■ The problem: Repeat the material below exactly, with no pictures.

Saved data entries

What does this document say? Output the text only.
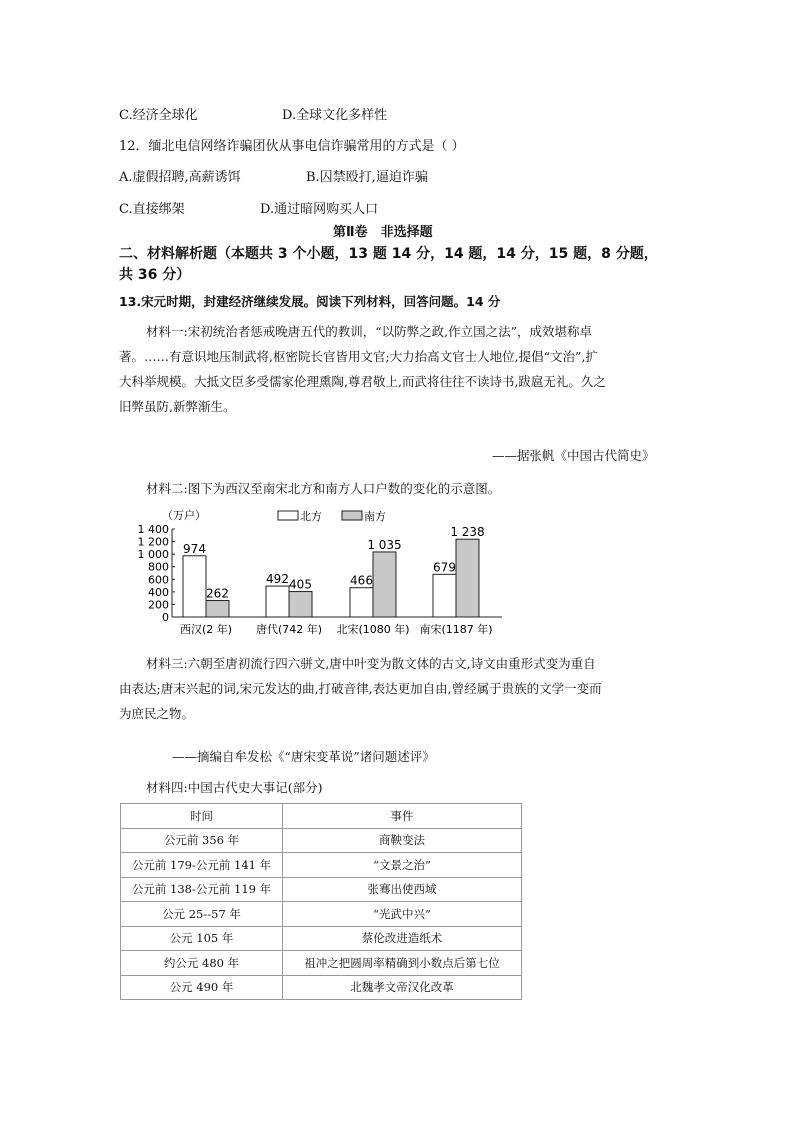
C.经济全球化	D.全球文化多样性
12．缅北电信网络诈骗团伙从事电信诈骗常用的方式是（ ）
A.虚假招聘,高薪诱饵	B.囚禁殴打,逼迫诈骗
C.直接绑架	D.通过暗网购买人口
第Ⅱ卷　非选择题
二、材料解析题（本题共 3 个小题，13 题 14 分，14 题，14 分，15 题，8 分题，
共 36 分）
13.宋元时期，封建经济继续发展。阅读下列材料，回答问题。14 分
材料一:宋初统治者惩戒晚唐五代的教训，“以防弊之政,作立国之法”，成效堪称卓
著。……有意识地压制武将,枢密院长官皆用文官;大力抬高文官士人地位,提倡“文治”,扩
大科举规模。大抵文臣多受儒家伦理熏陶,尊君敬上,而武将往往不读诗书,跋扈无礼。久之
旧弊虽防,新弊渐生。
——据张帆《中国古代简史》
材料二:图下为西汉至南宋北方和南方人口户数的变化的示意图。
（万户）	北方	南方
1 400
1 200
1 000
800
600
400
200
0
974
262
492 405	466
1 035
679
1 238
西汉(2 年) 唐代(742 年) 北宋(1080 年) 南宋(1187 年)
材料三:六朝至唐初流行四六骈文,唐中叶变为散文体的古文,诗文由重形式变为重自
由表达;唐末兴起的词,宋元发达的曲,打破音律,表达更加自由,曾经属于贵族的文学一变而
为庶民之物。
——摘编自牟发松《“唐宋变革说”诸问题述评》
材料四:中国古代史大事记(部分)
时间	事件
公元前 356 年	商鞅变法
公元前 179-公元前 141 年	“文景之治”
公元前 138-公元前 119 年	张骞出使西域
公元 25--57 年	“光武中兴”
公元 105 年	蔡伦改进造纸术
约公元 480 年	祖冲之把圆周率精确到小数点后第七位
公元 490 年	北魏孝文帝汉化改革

■ Full answer:
What does this document say? Output the text only.
C.经济全球化	D.全球文化多样性
12．缅北电信网络诈骗团伙从事电信诈骗常用的方式是（ ）
A.虚假招聘,高薪诱饵	B.囚禁殴打,逼迫诈骗
C.直接绑架	D.通过暗网购买人口
第Ⅱ卷　非选择题
二、材料解析题（本题共 3 个小题，13 题 14 分，14 题，14 分，15 题，8 分题，
共 36 分）
13.宋元时期，封建经济继续发展。阅读下列材料，回答问题。14 分
材料一:宋初统治者惩戒晚唐五代的教训，“以防弊之政,作立国之法”，成效堪称卓
著。……有意识地压制武将,枢密院长官皆用文官;大力抬高文官士人地位,提倡“文治”,扩
大科举规模。大抵文臣多受儒家伦理熏陶,尊君敬上,而武将往往不读诗书,跋扈无礼。久之
旧弊虽防,新弊渐生。
——据张帆《中国古代简史》
材料二:图下为西汉至南宋北方和南方人口户数的变化的示意图。
（万户）	北方	南方
1 400
1 200
1 000
800
600
400
200
0
974
262
492 405	466
1 035
679
1 238
西汉(2 年) 唐代(742 年) 北宋(1080 年) 南宋(1187 年)
材料三:六朝至唐初流行四六骈文,唐中叶变为散文体的古文,诗文由重形式变为重自
由表达;唐末兴起的词,宋元发达的曲,打破音律,表达更加自由,曾经属于贵族的文学一变而
为庶民之物。
——摘编自牟发松《“唐宋变革说”诸问题述评》
材料四:中国古代史大事记(部分)
时间	事件
公元前 356 年	商鞅变法
公元前 179-公元前 141 年	“文景之治”
公元前 138-公元前 119 年	张骞出使西域
公元 25--57 年	“光武中兴”
公元 105 年	蔡伦改进造纸术
约公元 480 年	祖冲之把圆周率精确到小数点后第七位
公元 490 年	北魏孝文帝汉化改革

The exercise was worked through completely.